- **WORK INSTRUCTIONS**: Will you extract the entries word for word? Images should not appear in the copy.

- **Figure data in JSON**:
-------
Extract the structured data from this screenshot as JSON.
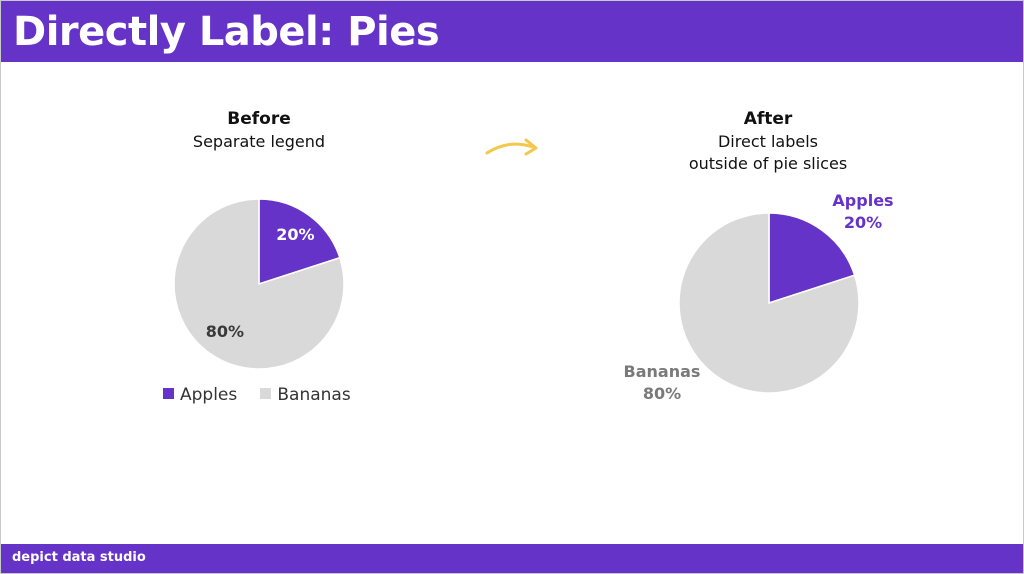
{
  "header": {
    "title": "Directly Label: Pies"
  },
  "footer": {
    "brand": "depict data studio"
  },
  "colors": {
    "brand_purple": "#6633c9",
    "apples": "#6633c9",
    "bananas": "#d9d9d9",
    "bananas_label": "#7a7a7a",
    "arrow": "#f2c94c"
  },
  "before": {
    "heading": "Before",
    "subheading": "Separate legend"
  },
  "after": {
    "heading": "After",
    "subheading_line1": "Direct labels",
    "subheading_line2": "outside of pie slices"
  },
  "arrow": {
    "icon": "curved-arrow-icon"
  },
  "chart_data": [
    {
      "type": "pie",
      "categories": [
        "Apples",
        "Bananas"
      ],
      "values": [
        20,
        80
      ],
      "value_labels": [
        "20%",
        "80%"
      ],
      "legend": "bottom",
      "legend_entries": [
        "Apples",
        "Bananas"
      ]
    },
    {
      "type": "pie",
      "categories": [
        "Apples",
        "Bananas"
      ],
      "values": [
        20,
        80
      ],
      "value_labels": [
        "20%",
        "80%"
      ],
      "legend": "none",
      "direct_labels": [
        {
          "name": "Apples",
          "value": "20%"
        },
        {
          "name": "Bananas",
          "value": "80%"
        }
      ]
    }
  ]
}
-------
- **THE COMPLETED TASK**:
Extract the structured data from this screenshot as JSON.
{
  "header": {
    "title": "Directly Label: Pies"
  },
  "footer": {
    "brand": "depict data studio"
  },
  "colors": {
    "brand_purple": "#6633c9",
    "apples": "#6633c9",
    "bananas": "#d9d9d9",
    "bananas_label": "#7a7a7a",
    "arrow": "#f2c94c"
  },
  "before": {
    "heading": "Before",
    "subheading": "Separate legend"
  },
  "after": {
    "heading": "After",
    "subheading_line1": "Direct labels",
    "subheading_line2": "outside of pie slices"
  },
  "arrow": {
    "icon": "curved-arrow-icon"
  },
  "chart_data": [
    {
      "type": "pie",
      "categories": [
        "Apples",
        "Bananas"
      ],
      "values": [
        20,
        80
      ],
      "value_labels": [
        "20%",
        "80%"
      ],
      "legend": "bottom",
      "legend_entries": [
        "Apples",
        "Bananas"
      ]
    },
    {
      "type": "pie",
      "categories": [
        "Apples",
        "Bananas"
      ],
      "values": [
        20,
        80
      ],
      "value_labels": [
        "20%",
        "80%"
      ],
      "legend": "none",
      "direct_labels": [
        {
          "name": "Apples",
          "value": "20%"
        },
        {
          "name": "Bananas",
          "value": "80%"
        }
      ]
    }
  ]
}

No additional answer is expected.